### [TASK DETAILS]
Output the data below in full, character for character.

### [TASK DATA]
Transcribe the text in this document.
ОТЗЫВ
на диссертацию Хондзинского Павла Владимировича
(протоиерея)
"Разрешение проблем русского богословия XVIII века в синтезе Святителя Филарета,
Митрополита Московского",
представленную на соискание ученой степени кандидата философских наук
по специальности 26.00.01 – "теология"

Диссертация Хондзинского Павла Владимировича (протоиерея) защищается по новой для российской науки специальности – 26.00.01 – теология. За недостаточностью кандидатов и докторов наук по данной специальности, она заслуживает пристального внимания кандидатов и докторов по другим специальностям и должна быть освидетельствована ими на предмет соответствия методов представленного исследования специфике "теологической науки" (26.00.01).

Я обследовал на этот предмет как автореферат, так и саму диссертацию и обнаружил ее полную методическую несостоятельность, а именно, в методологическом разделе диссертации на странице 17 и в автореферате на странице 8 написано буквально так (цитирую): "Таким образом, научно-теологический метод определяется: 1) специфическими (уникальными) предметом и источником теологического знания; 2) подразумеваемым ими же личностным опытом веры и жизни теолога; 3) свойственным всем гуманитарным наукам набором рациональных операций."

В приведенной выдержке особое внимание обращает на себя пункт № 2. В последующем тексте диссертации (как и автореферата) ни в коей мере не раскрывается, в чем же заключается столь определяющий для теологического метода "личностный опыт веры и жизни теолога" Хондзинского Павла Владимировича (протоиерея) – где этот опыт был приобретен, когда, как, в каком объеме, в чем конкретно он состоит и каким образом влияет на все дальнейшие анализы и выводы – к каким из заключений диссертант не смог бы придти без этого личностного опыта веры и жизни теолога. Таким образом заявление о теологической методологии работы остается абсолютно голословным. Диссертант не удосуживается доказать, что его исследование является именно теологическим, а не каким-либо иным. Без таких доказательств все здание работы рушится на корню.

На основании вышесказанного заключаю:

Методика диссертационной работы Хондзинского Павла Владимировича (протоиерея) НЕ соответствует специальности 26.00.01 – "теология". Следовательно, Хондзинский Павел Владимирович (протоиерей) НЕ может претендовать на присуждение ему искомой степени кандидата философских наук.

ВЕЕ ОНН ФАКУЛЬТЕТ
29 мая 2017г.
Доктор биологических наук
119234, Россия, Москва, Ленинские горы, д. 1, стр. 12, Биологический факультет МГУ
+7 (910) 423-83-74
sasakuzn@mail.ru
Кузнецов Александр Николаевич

### [OUTPUT FOR THIS EXERCISE]
Transcribe the text in this document.
ОТЗЫВ
на диссертацию Хондзинского Павла Владимировича
(протоиерея)
"Разрешение проблем русского богословия XVIII века в синтезе Святителя Филарета,
Митрополита Московского",
представленную на соискание ученой степени кандидата философских наук
по специальности 26.00.01 – "теология"

Диссертация Хондзинского Павла Владимировича (протоиерея) защищается по новой для российской науки специальности – 26.00.01 – теология. За недостаточностью кандидатов и докторов наук по данной специальности, она заслуживает пристального внимания кандидатов и докторов по другим специальностям и должна быть освидетельствована ими на предмет соответствия методов представленного исследования специфике "теологической науки" (26.00.01).

Я обследовал на этот предмет как автореферат, так и саму диссертацию и обнаружил ее полную методическую несостоятельность, а именно, в методологическом разделе диссертации на странице 17 и в автореферате на странице 8 написано буквально так (цитирую): "Таким образом, научно-теологический метод определяется: 1) специфическими (уникальными) предметом и источником теологического знания; 2) подразумеваемым ими же личностным опытом веры и жизни теолога; 3) свойственным всем гуманитарным наукам набором рациональных операций."

В приведенной выдержке особое внимание обращает на себя пункт № 2. В последующем тексте диссертации (как и автореферата) ни в коей мере не раскрывается, в чем же заключается столь определяющий для теологического метода "личностный опыт веры и жизни теолога" Хондзинского Павла Владимировича (протоиерея) – где этот опыт был приобретен, когда, как, в каком объеме, в чем конкретно он состоит и каким образом влияет на все дальнейшие анализы и выводы – к каким из заключений диссертант не смог бы придти без этого личностного опыта веры и жизни теолога. Таким образом заявление о теологической методологии работы остается абсолютно голословным. Диссертант не удосуживается доказать, что его исследование является именно теологическим, а не каким-либо иным. Без таких доказательств все здание работы рушится на корню.

На основании вышесказанного заключаю:

Методика диссертационной работы Хондзинского Павла Владимировича (протоиерея) НЕ соответствует специальности 26.00.01 – "теология". Следовательно, Хондзинский Павел Владимирович (протоиерей) НЕ может претендовать на присуждение ему искомой степени кандидата философских наук.

ВЕЕ ОНН ФАКУЛЬТЕТ
29 мая 2017г.
Доктор биологических наук
119234, Россия, Москва, Ленинские горы, д. 1, стр. 12, Биологический факультет МГУ
+7 (910) 423-83-74
sasakuzn@mail.ru
Кузнецов Александр Николаевич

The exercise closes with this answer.